- WHAT IS BEING ASKED: Skip every picture and transcribe the remaining material exactly.

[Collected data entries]
=-=-=-=-=
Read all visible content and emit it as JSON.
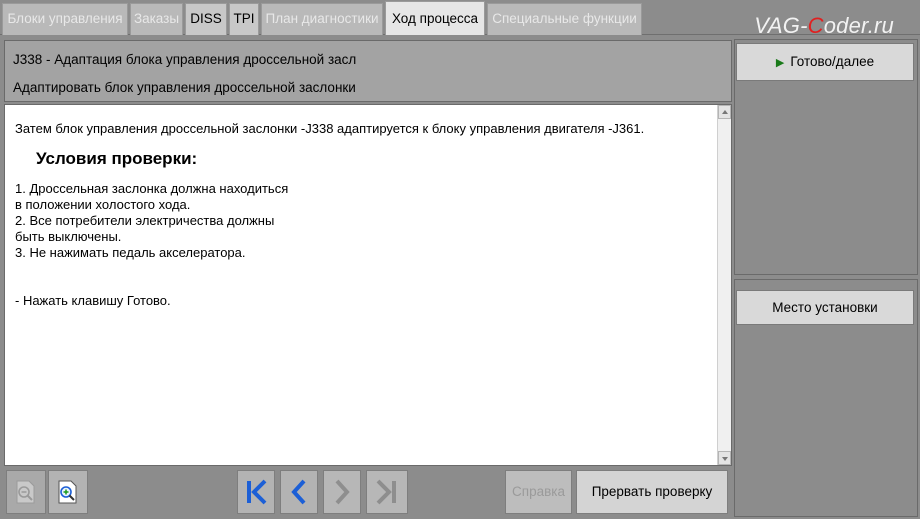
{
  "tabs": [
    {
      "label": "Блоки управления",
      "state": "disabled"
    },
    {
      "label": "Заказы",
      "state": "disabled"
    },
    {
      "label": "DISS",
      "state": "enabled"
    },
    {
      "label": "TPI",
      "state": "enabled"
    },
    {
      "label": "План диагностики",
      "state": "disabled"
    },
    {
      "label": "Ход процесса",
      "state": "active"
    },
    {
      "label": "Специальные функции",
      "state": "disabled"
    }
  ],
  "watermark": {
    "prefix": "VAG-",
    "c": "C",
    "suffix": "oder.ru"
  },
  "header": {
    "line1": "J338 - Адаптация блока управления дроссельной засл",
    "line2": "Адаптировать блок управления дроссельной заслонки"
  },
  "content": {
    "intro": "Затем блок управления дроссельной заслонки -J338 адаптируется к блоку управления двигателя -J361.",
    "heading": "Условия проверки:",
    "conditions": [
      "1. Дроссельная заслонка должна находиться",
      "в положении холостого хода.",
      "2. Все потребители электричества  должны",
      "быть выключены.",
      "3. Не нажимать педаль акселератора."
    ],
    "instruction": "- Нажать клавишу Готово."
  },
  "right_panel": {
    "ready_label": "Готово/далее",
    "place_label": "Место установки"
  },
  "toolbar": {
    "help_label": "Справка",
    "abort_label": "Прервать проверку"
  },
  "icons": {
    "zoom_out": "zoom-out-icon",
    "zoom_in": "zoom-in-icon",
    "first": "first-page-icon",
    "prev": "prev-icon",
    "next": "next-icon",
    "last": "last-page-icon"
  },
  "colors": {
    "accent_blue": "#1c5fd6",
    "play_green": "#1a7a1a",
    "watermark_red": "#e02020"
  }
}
=-=-=-=-=
- SOLUTION TO THE PROBLEM:
Read all visible content and emit it as JSON.
{
  "tabs": [
    {
      "label": "Блоки управления",
      "state": "disabled"
    },
    {
      "label": "Заказы",
      "state": "disabled"
    },
    {
      "label": "DISS",
      "state": "enabled"
    },
    {
      "label": "TPI",
      "state": "enabled"
    },
    {
      "label": "План диагностики",
      "state": "disabled"
    },
    {
      "label": "Ход процесса",
      "state": "active"
    },
    {
      "label": "Специальные функции",
      "state": "disabled"
    }
  ],
  "watermark": {
    "prefix": "VAG-",
    "c": "C",
    "suffix": "oder.ru"
  },
  "header": {
    "line1": "J338 - Адаптация блока управления дроссельной засл",
    "line2": "Адаптировать блок управления дроссельной заслонки"
  },
  "content": {
    "intro": "Затем блок управления дроссельной заслонки -J338 адаптируется к блоку управления двигателя -J361.",
    "heading": "Условия проверки:",
    "conditions": [
      "1. Дроссельная заслонка должна находиться",
      "в положении холостого хода.",
      "2. Все потребители электричества  должны",
      "быть выключены.",
      "3. Не нажимать педаль акселератора."
    ],
    "instruction": "- Нажать клавишу Готово."
  },
  "right_panel": {
    "ready_label": "Готово/далее",
    "place_label": "Место установки"
  },
  "toolbar": {
    "help_label": "Справка",
    "abort_label": "Прервать проверку"
  },
  "icons": {
    "zoom_out": "zoom-out-icon",
    "zoom_in": "zoom-in-icon",
    "first": "first-page-icon",
    "prev": "prev-icon",
    "next": "next-icon",
    "last": "last-page-icon"
  },
  "colors": {
    "accent_blue": "#1c5fd6",
    "play_green": "#1a7a1a",
    "watermark_red": "#e02020"
  }
}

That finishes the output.